- Data section -

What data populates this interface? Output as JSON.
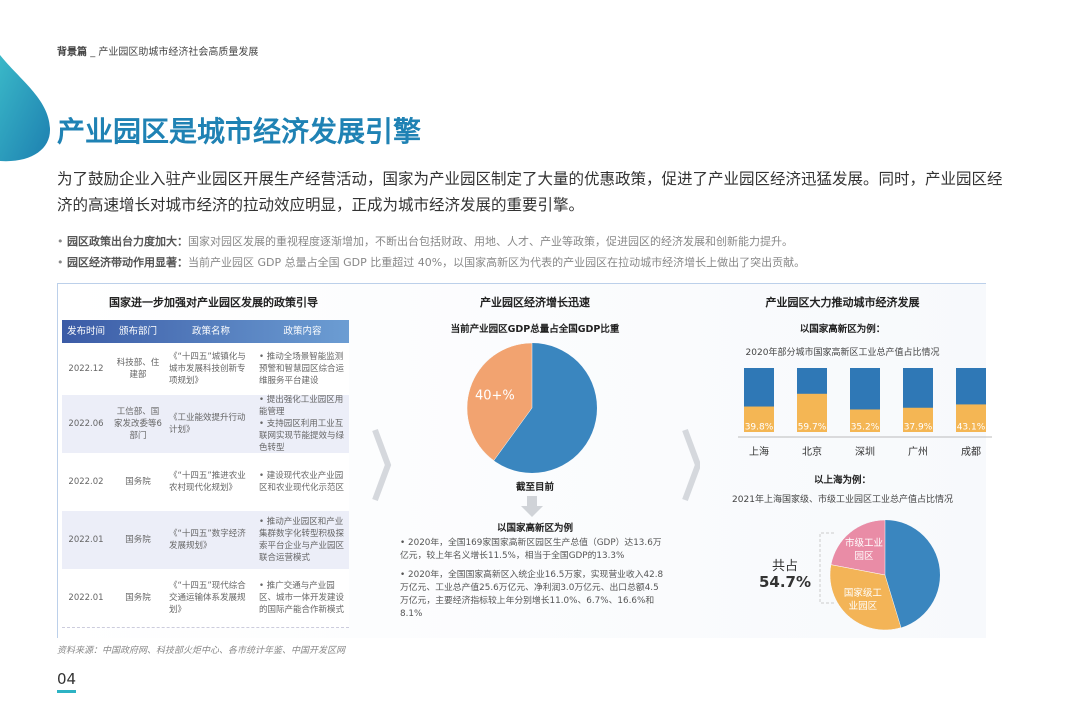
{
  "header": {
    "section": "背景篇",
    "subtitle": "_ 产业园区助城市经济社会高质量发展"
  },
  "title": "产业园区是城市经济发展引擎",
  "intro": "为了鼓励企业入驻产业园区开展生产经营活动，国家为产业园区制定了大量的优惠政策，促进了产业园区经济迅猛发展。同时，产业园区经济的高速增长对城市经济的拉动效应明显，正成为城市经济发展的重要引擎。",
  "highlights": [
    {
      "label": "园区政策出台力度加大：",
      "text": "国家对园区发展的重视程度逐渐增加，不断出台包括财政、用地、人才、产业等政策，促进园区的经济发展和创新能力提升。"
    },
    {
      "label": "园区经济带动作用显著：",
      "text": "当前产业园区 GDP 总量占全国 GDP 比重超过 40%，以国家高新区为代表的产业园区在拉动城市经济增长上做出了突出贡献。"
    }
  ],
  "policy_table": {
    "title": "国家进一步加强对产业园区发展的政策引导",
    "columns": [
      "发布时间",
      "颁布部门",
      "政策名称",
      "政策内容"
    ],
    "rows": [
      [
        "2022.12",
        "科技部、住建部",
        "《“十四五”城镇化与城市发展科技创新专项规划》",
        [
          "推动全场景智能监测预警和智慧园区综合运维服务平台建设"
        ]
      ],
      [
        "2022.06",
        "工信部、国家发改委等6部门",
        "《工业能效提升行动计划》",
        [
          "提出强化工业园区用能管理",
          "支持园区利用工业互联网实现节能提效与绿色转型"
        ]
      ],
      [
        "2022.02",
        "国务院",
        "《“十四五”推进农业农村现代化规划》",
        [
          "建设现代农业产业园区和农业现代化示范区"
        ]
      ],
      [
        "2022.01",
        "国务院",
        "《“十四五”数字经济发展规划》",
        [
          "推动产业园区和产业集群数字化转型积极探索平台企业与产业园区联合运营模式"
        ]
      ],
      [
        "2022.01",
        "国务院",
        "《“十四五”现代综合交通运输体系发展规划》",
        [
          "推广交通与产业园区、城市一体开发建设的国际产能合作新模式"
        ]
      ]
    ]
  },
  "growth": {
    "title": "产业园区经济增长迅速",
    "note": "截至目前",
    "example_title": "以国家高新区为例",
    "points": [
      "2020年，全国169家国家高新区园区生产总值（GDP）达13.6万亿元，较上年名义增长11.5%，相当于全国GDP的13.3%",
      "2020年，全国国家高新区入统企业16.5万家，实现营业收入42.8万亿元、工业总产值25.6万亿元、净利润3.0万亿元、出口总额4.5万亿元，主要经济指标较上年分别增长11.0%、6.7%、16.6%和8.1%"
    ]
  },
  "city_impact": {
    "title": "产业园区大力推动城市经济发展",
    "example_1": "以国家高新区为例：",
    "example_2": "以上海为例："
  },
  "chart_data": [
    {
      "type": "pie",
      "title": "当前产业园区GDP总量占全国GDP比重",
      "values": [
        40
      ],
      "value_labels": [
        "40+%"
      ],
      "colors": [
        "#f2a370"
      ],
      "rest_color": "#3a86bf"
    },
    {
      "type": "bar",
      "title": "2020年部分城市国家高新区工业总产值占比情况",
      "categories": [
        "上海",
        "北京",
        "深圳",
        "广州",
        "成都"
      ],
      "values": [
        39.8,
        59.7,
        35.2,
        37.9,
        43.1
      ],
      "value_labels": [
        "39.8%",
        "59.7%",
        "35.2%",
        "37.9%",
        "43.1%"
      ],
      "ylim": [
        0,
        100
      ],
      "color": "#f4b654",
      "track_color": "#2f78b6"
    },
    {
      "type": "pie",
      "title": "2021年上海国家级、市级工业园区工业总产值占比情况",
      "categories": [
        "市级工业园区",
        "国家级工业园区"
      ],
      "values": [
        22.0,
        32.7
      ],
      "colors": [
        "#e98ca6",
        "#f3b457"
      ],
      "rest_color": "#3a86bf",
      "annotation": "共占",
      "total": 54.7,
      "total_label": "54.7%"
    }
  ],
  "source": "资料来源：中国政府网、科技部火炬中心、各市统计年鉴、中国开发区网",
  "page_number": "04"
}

- Aim -
The material above holds pictures; copy everything else in it exactly.

- Right answer -
What data populates this interface? Output as JSON.
{
  "header": {
    "section": "背景篇",
    "subtitle": "_ 产业园区助城市经济社会高质量发展"
  },
  "title": "产业园区是城市经济发展引擎",
  "intro": "为了鼓励企业入驻产业园区开展生产经营活动，国家为产业园区制定了大量的优惠政策，促进了产业园区经济迅猛发展。同时，产业园区经济的高速增长对城市经济的拉动效应明显，正成为城市经济发展的重要引擎。",
  "highlights": [
    {
      "label": "园区政策出台力度加大：",
      "text": "国家对园区发展的重视程度逐渐增加，不断出台包括财政、用地、人才、产业等政策，促进园区的经济发展和创新能力提升。"
    },
    {
      "label": "园区经济带动作用显著：",
      "text": "当前产业园区 GDP 总量占全国 GDP 比重超过 40%，以国家高新区为代表的产业园区在拉动城市经济增长上做出了突出贡献。"
    }
  ],
  "policy_table": {
    "title": "国家进一步加强对产业园区发展的政策引导",
    "columns": [
      "发布时间",
      "颁布部门",
      "政策名称",
      "政策内容"
    ],
    "rows": [
      [
        "2022.12",
        "科技部、住建部",
        "《“十四五”城镇化与城市发展科技创新专项规划》",
        [
          "推动全场景智能监测预警和智慧园区综合运维服务平台建设"
        ]
      ],
      [
        "2022.06",
        "工信部、国家发改委等6部门",
        "《工业能效提升行动计划》",
        [
          "提出强化工业园区用能管理",
          "支持园区利用工业互联网实现节能提效与绿色转型"
        ]
      ],
      [
        "2022.02",
        "国务院",
        "《“十四五”推进农业农村现代化规划》",
        [
          "建设现代农业产业园区和农业现代化示范区"
        ]
      ],
      [
        "2022.01",
        "国务院",
        "《“十四五”数字经济发展规划》",
        [
          "推动产业园区和产业集群数字化转型积极探索平台企业与产业园区联合运营模式"
        ]
      ],
      [
        "2022.01",
        "国务院",
        "《“十四五”现代综合交通运输体系发展规划》",
        [
          "推广交通与产业园区、城市一体开发建设的国际产能合作新模式"
        ]
      ]
    ]
  },
  "growth": {
    "title": "产业园区经济增长迅速",
    "note": "截至目前",
    "example_title": "以国家高新区为例",
    "points": [
      "2020年，全国169家国家高新区园区生产总值（GDP）达13.6万亿元，较上年名义增长11.5%，相当于全国GDP的13.3%",
      "2020年，全国国家高新区入统企业16.5万家，实现营业收入42.8万亿元、工业总产值25.6万亿元、净利润3.0万亿元、出口总额4.5万亿元，主要经济指标较上年分别增长11.0%、6.7%、16.6%和8.1%"
    ]
  },
  "city_impact": {
    "title": "产业园区大力推动城市经济发展",
    "example_1": "以国家高新区为例：",
    "example_2": "以上海为例："
  },
  "chart_data": [
    {
      "type": "pie",
      "title": "当前产业园区GDP总量占全国GDP比重",
      "values": [
        40
      ],
      "value_labels": [
        "40+%"
      ],
      "colors": [
        "#f2a370"
      ],
      "rest_color": "#3a86bf"
    },
    {
      "type": "bar",
      "title": "2020年部分城市国家高新区工业总产值占比情况",
      "categories": [
        "上海",
        "北京",
        "深圳",
        "广州",
        "成都"
      ],
      "values": [
        39.8,
        59.7,
        35.2,
        37.9,
        43.1
      ],
      "value_labels": [
        "39.8%",
        "59.7%",
        "35.2%",
        "37.9%",
        "43.1%"
      ],
      "ylim": [
        0,
        100
      ],
      "color": "#f4b654",
      "track_color": "#2f78b6"
    },
    {
      "type": "pie",
      "title": "2021年上海国家级、市级工业园区工业总产值占比情况",
      "categories": [
        "市级工业园区",
        "国家级工业园区"
      ],
      "values": [
        22.0,
        32.7
      ],
      "colors": [
        "#e98ca6",
        "#f3b457"
      ],
      "rest_color": "#3a86bf",
      "annotation": "共占",
      "total": 54.7,
      "total_label": "54.7%"
    }
  ],
  "source": "资料来源：中国政府网、科技部火炬中心、各市统计年鉴、中国开发区网",
  "page_number": "04"
}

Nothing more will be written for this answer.